Recorded data:
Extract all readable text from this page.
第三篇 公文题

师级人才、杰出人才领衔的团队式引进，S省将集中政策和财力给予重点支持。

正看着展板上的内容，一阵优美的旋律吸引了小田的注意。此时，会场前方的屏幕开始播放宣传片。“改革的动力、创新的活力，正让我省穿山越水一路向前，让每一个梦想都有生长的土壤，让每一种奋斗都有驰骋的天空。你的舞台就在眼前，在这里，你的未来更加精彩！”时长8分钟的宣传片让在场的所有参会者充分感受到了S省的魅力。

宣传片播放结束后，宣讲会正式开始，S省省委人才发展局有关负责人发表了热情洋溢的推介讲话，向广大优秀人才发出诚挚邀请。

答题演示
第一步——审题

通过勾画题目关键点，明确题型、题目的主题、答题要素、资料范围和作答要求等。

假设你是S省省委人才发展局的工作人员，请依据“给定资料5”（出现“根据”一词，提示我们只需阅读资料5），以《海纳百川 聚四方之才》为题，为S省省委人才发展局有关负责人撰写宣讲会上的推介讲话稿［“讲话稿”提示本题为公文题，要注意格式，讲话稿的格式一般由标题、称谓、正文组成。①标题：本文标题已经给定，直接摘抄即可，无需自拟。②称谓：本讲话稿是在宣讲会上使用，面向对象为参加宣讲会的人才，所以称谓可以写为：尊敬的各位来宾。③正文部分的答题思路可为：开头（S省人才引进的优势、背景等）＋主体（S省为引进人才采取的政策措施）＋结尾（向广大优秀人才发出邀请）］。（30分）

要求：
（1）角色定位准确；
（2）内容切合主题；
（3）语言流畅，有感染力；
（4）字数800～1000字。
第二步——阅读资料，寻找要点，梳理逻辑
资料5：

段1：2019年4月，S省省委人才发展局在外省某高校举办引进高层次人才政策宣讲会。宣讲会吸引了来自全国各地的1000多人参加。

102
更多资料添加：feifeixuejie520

_WRITTEN REQUEST_: Retype the whole listing, matching it exactly.

_WRITTEN ANSWER_:
Extract all readable text from this page.
第三篇 公文题

师级人才、杰出人才领衔的团队式引进，S省将集中政策和财力给予重点支持。

正看着展板上的内容，一阵优美的旋律吸引了小田的注意。此时，会场前方的屏幕开始播放宣传片。“改革的动力、创新的活力，正让我省穿山越水一路向前，让每一个梦想都有生长的土壤，让每一种奋斗都有驰骋的天空。你的舞台就在眼前，在这里，你的未来更加精彩！”时长8分钟的宣传片让在场的所有参会者充分感受到了S省的魅力。

宣传片播放结束后，宣讲会正式开始，S省省委人才发展局有关负责人发表了热情洋溢的推介讲话，向广大优秀人才发出诚挚邀请。

答题演示
第一步——审题

通过勾画题目关键点，明确题型、题目的主题、答题要素、资料范围和作答要求等。

假设你是S省省委人才发展局的工作人员，请依据“给定资料5”（出现“根据”一词，提示我们只需阅读资料5），以《海纳百川 聚四方之才》为题，为S省省委人才发展局有关负责人撰写宣讲会上的推介讲话稿［“讲话稿”提示本题为公文题，要注意格式，讲话稿的格式一般由标题、称谓、正文组成。①标题：本文标题已经给定，直接摘抄即可，无需自拟。②称谓：本讲话稿是在宣讲会上使用，面向对象为参加宣讲会的人才，所以称谓可以写为：尊敬的各位来宾。③正文部分的答题思路可为：开头（S省人才引进的优势、背景等）＋主体（S省为引进人才采取的政策措施）＋结尾（向广大优秀人才发出邀请）］。（30分）

要求：
（1）角色定位准确；
（2）内容切合主题；
（3）语言流畅，有感染力；
（4）字数800～1000字。
第二步——阅读资料，寻找要点，梳理逻辑
资料5：

段1：2019年4月，S省省委人才发展局在外省某高校举办引进高层次人才政策宣讲会。宣讲会吸引了来自全国各地的1000多人参加。

102
更多资料添加：feifeixuejie520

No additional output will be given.